(Dataset entries)
╭──

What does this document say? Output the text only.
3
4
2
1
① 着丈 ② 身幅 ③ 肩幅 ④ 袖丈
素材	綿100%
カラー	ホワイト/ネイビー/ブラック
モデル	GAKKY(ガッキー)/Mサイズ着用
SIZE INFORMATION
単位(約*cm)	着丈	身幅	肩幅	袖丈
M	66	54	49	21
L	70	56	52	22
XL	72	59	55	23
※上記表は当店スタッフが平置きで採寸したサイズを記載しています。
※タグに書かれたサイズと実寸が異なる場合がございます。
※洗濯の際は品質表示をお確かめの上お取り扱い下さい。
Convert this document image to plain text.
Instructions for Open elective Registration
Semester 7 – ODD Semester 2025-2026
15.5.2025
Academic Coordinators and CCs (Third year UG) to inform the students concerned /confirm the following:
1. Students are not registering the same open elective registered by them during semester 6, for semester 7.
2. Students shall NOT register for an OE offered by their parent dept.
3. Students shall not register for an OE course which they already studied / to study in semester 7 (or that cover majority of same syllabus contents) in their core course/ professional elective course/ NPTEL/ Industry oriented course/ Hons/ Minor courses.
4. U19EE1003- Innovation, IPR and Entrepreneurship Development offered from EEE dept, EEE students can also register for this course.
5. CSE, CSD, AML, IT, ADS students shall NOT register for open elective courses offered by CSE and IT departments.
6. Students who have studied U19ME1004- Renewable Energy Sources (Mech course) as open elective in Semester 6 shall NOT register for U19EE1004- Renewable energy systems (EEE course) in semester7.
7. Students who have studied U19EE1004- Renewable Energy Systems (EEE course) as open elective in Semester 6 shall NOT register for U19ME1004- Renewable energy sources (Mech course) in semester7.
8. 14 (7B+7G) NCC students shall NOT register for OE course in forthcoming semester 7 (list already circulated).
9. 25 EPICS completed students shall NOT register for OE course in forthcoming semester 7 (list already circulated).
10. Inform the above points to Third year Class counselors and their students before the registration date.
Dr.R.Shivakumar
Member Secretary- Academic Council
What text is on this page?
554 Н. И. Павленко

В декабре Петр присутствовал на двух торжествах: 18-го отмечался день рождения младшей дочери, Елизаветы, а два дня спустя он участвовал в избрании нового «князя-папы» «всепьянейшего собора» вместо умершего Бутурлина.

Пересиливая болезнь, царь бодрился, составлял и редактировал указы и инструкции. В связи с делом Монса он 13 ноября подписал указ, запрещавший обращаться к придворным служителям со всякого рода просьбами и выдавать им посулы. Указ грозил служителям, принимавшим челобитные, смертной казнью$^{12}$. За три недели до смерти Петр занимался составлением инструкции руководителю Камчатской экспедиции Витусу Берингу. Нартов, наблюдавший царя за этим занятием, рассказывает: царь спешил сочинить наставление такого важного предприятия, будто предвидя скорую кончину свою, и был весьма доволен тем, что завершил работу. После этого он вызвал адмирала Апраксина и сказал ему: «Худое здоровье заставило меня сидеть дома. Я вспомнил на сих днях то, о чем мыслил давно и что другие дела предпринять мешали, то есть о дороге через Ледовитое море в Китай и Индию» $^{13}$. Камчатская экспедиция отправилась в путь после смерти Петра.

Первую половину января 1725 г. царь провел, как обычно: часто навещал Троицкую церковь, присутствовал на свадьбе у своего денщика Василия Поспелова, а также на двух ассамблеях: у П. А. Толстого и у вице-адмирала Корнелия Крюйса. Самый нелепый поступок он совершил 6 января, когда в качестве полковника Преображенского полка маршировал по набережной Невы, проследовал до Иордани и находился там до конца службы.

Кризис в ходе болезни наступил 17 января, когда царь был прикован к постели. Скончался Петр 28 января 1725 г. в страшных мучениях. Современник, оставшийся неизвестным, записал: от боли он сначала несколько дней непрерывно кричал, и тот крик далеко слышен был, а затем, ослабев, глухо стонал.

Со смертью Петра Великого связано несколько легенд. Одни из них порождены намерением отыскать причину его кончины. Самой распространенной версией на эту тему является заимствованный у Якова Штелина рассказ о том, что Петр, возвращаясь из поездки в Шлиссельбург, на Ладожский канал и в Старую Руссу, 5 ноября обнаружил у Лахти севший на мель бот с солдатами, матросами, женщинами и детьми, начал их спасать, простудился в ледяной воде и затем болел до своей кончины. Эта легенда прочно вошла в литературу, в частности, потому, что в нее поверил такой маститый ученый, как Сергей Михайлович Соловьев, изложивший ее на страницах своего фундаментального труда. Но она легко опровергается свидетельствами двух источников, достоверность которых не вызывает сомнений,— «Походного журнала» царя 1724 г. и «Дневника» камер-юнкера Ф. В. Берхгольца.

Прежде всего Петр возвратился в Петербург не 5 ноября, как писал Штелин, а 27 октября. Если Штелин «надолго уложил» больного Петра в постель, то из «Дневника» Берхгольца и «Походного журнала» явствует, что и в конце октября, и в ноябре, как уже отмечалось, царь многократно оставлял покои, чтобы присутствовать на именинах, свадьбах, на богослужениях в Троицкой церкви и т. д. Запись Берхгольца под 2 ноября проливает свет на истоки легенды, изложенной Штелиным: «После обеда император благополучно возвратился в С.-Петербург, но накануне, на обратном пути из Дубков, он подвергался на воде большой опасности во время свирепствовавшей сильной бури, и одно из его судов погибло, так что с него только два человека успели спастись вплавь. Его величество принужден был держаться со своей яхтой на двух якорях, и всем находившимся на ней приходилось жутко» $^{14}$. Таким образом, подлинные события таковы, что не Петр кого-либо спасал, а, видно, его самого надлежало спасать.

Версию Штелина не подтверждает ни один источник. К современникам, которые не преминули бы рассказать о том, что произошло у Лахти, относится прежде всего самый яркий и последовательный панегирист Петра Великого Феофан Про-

╰──

**PROBLEM DESCRIPTION**
Find the word "dept" in the material, then list each line that holds it.

**WRITTEN REPLY**
2. Students shall NOT register for an OE offered by their parent dept.
4. U19EE1003- Innovation, IPR and Entrepreneurship Development offered from EEE dept, EEE students can also register for this course.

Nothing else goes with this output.